------ STORED ROWS
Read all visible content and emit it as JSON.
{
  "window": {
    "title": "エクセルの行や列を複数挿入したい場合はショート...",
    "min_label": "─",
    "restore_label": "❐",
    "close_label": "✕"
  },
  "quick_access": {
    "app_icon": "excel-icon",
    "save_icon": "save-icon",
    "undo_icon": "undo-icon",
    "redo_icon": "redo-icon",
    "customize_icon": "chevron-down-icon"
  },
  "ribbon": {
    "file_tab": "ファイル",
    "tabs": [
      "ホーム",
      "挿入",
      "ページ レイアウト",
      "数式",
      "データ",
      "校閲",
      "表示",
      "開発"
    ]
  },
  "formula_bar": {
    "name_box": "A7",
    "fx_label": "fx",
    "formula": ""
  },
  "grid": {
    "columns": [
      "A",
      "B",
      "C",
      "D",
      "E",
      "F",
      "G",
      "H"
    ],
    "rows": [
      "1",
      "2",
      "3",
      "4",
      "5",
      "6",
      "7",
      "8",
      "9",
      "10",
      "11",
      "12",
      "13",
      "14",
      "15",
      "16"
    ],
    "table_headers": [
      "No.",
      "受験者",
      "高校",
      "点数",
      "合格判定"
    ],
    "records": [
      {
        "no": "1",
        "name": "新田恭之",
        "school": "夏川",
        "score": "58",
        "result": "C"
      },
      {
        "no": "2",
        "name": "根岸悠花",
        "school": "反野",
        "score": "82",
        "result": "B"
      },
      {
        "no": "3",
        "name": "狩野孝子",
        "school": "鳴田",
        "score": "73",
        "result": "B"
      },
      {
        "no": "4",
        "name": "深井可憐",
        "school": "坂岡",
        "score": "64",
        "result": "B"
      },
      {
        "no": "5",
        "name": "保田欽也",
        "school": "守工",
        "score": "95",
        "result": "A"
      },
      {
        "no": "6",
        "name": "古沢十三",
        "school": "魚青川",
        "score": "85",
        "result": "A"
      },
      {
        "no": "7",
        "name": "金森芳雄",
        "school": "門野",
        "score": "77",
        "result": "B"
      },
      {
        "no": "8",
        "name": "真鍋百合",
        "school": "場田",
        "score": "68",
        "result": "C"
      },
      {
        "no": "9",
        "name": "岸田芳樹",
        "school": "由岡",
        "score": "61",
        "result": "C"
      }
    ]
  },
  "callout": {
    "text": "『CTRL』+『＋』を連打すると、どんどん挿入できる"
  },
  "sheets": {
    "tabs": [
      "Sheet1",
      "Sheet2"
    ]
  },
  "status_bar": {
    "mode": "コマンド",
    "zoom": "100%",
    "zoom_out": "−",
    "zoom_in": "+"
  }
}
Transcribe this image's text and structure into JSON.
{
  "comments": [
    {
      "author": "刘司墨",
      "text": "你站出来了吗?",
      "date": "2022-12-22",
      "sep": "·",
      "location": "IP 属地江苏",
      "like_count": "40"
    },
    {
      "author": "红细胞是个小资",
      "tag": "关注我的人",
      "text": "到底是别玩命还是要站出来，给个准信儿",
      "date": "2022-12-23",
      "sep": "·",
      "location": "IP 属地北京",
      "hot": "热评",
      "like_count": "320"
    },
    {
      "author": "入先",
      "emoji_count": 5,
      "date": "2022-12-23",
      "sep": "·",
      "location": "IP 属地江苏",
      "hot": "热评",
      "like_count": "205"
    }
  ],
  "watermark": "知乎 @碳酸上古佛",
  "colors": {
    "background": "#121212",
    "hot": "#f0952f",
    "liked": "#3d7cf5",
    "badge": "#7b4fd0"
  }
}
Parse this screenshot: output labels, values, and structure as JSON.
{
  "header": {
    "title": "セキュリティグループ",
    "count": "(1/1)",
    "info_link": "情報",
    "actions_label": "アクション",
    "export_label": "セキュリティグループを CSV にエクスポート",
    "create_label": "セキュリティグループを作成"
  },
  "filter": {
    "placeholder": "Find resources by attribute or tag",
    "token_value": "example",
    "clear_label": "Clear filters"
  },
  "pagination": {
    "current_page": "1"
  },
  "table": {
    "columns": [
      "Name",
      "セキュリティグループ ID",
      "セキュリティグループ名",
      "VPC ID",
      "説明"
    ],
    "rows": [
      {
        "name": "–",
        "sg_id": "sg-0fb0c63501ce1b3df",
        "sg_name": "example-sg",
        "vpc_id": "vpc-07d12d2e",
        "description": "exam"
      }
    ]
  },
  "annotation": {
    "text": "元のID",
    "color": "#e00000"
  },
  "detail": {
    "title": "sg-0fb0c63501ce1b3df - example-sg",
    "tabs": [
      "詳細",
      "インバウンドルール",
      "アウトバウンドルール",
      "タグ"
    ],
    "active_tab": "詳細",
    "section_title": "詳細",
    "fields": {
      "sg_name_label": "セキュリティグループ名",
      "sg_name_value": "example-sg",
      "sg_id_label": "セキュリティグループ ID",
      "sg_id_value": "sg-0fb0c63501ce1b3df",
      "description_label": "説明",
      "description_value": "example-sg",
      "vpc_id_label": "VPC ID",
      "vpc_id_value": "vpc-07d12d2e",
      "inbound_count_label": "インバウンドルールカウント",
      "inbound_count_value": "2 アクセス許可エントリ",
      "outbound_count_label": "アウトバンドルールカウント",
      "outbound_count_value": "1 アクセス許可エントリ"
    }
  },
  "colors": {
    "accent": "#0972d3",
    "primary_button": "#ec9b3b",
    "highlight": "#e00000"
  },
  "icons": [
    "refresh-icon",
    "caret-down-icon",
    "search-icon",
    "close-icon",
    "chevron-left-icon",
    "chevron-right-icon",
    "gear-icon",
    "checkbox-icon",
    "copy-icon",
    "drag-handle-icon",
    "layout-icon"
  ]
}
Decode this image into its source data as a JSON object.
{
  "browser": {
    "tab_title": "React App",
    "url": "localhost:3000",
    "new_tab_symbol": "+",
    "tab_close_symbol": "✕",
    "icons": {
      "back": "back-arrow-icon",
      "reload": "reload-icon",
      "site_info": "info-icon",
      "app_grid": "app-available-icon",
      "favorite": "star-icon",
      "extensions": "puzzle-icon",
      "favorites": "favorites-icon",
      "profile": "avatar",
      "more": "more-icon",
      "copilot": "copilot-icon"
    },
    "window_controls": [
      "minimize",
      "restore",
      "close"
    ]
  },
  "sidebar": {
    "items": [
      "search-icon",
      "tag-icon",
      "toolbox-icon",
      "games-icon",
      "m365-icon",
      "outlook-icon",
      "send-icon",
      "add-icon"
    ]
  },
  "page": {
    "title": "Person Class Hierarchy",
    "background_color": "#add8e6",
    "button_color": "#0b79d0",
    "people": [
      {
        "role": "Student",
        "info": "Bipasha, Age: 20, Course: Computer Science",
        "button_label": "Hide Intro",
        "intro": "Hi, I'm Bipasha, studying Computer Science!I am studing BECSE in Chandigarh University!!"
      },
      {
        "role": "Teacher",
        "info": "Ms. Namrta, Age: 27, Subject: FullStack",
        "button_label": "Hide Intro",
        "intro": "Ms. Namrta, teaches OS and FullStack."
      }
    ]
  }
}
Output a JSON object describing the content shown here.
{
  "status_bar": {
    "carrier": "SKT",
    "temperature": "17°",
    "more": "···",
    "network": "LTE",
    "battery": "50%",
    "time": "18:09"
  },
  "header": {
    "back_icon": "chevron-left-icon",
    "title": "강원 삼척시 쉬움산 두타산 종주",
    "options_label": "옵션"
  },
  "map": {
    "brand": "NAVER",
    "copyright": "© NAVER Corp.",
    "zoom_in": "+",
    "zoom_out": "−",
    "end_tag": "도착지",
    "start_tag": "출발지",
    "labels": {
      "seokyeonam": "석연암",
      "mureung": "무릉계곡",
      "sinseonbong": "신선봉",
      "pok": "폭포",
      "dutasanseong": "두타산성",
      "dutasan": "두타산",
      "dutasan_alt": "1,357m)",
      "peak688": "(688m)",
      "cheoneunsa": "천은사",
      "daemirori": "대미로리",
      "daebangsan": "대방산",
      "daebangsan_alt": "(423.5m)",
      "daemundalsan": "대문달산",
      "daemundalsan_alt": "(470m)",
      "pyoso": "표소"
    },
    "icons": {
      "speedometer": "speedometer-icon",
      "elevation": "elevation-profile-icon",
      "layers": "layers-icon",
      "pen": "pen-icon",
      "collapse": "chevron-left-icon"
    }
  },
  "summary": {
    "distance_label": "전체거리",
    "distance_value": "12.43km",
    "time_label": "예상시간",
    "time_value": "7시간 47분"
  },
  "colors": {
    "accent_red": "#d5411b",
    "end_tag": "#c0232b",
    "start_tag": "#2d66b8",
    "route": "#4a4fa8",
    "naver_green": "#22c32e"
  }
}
------------
Report all lines of the data above that include the string "structure".

Transcribe this image's text and structure into JSON.
Parse this screenshot: output labels, values, and structure as JSON.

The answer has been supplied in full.